>>>
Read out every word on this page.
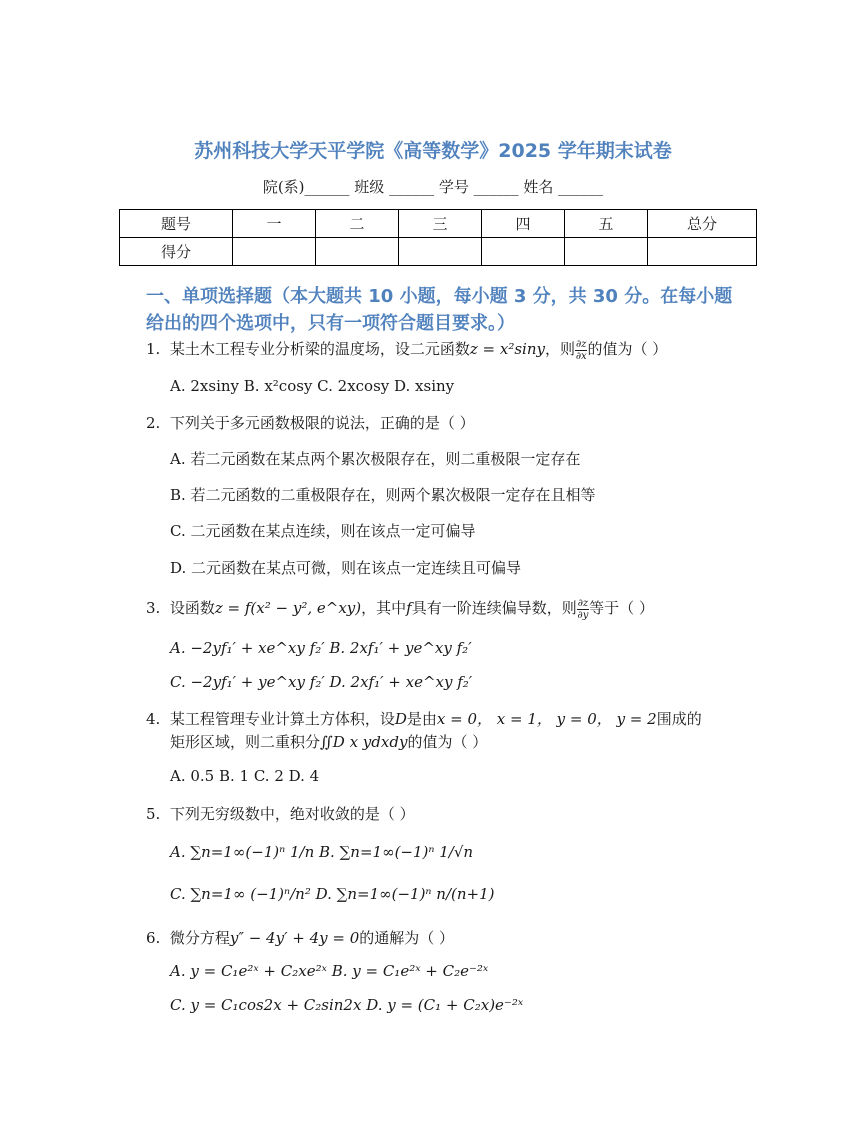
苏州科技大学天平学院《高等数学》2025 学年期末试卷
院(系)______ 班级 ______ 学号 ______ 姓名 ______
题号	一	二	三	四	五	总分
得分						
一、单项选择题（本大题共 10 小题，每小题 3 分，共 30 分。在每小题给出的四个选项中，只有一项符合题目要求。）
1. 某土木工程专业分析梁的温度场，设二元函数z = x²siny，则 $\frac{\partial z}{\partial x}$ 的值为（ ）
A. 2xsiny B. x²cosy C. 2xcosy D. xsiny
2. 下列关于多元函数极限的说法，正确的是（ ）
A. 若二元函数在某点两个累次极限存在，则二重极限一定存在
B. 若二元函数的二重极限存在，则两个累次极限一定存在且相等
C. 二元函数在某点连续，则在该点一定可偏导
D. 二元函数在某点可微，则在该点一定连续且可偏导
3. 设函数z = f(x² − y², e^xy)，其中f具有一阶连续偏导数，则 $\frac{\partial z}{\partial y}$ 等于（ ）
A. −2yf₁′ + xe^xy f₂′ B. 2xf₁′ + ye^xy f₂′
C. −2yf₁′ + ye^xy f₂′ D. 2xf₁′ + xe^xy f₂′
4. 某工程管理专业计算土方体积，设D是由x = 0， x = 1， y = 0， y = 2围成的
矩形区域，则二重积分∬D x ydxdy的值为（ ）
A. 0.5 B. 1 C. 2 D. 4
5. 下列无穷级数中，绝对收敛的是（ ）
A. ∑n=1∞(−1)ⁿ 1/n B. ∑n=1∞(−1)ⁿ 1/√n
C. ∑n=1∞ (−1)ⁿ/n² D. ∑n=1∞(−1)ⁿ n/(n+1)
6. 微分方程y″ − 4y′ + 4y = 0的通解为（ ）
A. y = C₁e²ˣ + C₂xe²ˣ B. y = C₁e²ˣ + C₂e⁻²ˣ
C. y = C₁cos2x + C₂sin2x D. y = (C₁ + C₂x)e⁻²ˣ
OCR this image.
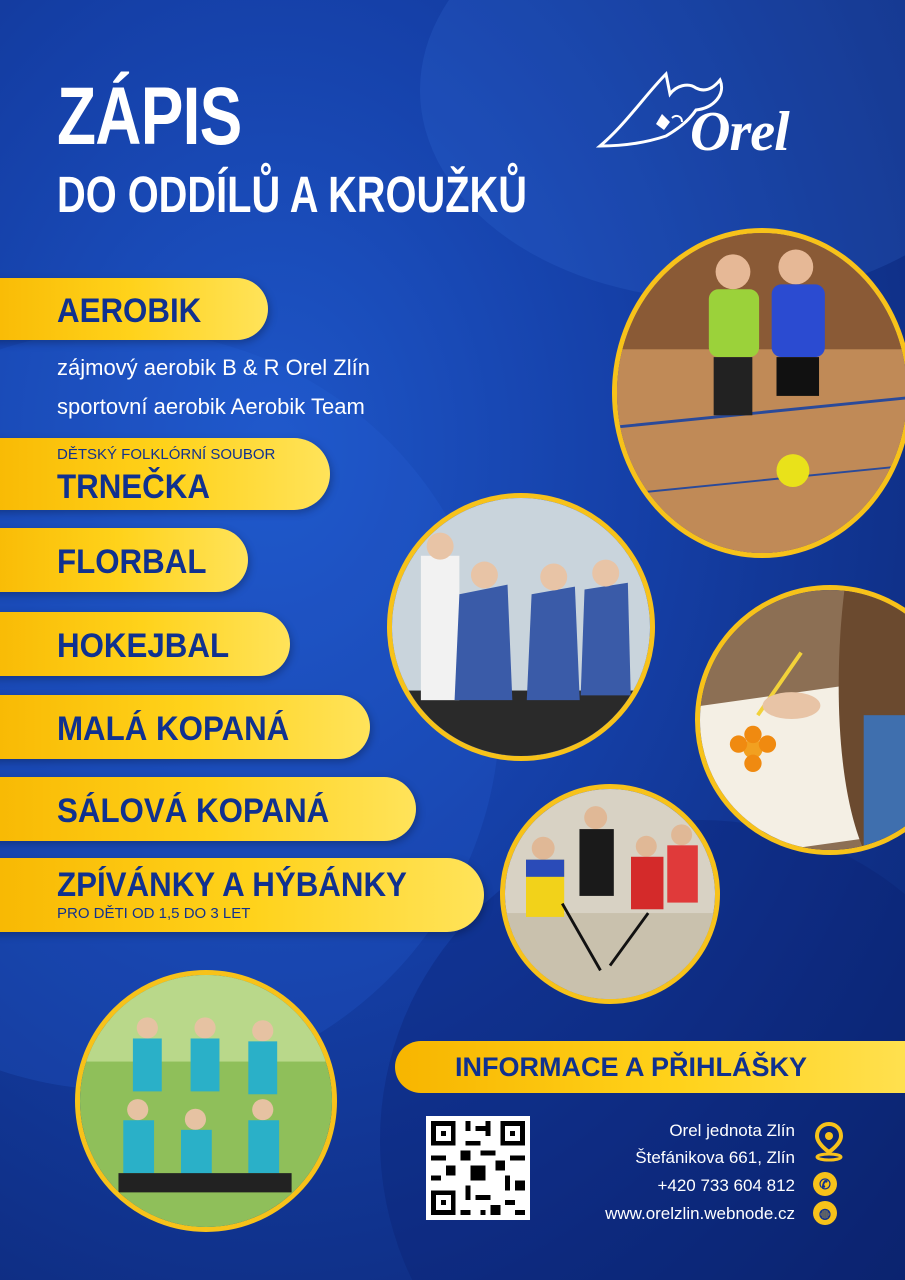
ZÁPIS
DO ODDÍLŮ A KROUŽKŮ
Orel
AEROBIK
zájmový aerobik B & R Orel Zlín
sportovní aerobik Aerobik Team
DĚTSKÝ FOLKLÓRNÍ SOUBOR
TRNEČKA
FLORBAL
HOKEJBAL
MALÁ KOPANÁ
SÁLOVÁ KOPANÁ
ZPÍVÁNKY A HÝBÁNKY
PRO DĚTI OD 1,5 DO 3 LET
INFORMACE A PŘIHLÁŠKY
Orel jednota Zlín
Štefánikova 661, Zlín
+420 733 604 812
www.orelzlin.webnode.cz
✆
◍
<<<
What is expected
Tell how many lines in the material contain the word "Zlín". Only the number is wanted.

The response
3